→ Your objective
Using the data below, gather each line that includes the word "Твоя".

→ Data excerpts
——————————
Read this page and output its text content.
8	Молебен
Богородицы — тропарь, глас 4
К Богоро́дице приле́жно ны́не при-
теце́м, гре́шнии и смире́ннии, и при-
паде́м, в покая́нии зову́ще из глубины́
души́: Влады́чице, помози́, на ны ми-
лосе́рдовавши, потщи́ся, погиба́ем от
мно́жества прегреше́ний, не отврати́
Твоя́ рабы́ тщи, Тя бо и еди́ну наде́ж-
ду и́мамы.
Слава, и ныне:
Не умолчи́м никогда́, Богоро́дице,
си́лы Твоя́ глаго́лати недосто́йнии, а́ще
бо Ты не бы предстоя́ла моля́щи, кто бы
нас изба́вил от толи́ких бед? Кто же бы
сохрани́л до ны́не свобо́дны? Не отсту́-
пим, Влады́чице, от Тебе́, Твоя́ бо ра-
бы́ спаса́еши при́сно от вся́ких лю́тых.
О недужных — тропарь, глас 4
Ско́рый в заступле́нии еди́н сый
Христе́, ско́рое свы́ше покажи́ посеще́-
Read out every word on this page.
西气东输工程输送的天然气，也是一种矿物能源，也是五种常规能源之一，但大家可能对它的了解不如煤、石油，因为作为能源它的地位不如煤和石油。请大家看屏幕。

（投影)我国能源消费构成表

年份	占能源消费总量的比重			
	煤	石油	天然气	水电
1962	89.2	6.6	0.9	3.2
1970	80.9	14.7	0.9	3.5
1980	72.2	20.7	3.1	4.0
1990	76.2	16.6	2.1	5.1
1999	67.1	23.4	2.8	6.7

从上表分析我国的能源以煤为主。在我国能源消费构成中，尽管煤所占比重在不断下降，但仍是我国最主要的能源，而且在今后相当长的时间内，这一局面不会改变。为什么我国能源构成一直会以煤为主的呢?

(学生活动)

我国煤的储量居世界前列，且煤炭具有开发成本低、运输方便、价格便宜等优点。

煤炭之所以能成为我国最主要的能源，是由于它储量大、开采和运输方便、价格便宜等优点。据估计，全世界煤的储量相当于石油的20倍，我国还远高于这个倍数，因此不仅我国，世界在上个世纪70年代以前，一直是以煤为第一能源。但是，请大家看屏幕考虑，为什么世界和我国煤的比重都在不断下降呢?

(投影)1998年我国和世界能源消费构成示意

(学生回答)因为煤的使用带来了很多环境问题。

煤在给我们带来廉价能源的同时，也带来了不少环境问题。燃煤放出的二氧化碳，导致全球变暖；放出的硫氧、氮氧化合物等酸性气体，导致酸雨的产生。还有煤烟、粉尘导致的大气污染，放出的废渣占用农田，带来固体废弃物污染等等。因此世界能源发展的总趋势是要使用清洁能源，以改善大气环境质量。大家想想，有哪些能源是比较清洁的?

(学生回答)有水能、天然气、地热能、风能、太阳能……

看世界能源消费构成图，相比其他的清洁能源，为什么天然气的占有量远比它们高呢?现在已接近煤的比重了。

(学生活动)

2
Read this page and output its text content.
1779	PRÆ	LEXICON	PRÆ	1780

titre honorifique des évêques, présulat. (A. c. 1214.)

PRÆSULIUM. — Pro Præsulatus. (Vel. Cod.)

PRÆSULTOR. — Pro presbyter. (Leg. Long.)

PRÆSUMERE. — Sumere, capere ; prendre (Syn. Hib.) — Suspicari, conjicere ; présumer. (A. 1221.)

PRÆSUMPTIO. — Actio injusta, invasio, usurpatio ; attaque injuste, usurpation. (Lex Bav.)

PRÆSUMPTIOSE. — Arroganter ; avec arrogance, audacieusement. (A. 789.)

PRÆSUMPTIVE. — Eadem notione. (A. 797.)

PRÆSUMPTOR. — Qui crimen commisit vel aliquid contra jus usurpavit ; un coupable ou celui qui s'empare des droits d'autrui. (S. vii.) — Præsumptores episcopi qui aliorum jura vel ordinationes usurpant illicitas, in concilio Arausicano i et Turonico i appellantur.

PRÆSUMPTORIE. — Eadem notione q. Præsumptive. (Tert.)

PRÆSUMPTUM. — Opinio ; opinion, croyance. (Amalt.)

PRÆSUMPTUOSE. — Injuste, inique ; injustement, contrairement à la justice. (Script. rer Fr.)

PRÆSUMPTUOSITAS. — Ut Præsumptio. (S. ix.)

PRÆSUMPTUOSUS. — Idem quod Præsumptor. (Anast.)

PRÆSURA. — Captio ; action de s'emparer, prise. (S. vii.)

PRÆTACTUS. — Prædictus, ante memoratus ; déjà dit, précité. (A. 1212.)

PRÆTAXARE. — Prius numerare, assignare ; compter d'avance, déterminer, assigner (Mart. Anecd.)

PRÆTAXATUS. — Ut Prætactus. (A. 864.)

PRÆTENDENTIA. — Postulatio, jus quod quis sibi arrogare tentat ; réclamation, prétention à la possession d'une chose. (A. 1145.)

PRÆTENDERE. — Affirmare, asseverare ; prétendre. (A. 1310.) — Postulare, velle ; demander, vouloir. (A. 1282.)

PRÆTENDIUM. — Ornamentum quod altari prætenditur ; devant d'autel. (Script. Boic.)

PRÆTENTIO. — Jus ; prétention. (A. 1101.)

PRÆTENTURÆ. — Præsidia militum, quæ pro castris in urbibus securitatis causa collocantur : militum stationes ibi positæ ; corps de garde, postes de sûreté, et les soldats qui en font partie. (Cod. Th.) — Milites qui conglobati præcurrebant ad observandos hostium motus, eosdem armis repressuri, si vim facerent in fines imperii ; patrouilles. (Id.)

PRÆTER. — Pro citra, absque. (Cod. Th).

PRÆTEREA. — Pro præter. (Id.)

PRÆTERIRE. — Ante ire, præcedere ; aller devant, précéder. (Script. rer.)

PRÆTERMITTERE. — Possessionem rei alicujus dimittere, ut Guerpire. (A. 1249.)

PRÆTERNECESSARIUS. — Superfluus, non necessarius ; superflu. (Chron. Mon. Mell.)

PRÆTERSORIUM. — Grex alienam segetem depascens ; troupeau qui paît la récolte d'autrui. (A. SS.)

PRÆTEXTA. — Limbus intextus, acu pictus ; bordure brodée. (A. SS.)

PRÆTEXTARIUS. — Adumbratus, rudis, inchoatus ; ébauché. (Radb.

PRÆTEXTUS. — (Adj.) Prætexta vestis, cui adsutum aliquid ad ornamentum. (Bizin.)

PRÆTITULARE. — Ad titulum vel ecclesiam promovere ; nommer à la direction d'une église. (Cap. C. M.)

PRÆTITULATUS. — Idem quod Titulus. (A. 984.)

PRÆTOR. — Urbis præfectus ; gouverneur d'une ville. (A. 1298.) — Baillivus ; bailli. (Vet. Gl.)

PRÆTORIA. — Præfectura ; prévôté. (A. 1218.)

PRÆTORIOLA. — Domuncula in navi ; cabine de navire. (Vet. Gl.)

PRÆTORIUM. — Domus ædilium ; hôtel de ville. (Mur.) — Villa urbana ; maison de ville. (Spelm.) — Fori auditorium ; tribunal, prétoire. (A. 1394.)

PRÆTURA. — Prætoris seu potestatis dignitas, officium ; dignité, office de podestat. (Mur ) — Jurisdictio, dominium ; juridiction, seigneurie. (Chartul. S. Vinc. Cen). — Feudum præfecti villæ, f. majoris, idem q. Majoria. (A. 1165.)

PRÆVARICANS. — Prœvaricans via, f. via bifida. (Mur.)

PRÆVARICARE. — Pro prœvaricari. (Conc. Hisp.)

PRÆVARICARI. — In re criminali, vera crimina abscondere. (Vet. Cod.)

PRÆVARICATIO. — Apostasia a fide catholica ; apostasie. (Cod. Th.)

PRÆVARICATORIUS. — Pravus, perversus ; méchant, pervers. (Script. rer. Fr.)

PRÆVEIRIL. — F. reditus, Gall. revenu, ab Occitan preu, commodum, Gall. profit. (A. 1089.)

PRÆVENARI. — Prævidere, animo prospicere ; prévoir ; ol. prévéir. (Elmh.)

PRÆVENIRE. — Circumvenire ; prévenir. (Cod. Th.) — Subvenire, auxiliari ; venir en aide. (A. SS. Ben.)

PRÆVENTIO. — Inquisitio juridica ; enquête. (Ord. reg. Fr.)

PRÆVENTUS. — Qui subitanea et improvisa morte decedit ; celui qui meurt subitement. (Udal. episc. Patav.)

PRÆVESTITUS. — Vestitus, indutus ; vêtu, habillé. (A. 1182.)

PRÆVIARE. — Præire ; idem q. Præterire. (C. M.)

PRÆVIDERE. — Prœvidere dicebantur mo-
——————————
→ Answer for the task
Твоя́ рабы́ тщи, Тя бо и еди́ну наде́ж-
си́лы Твоя́ глаго́лати недосто́йнии, а́ще
пим, Влады́чице, от Тебе́, Твоя́ бо ра-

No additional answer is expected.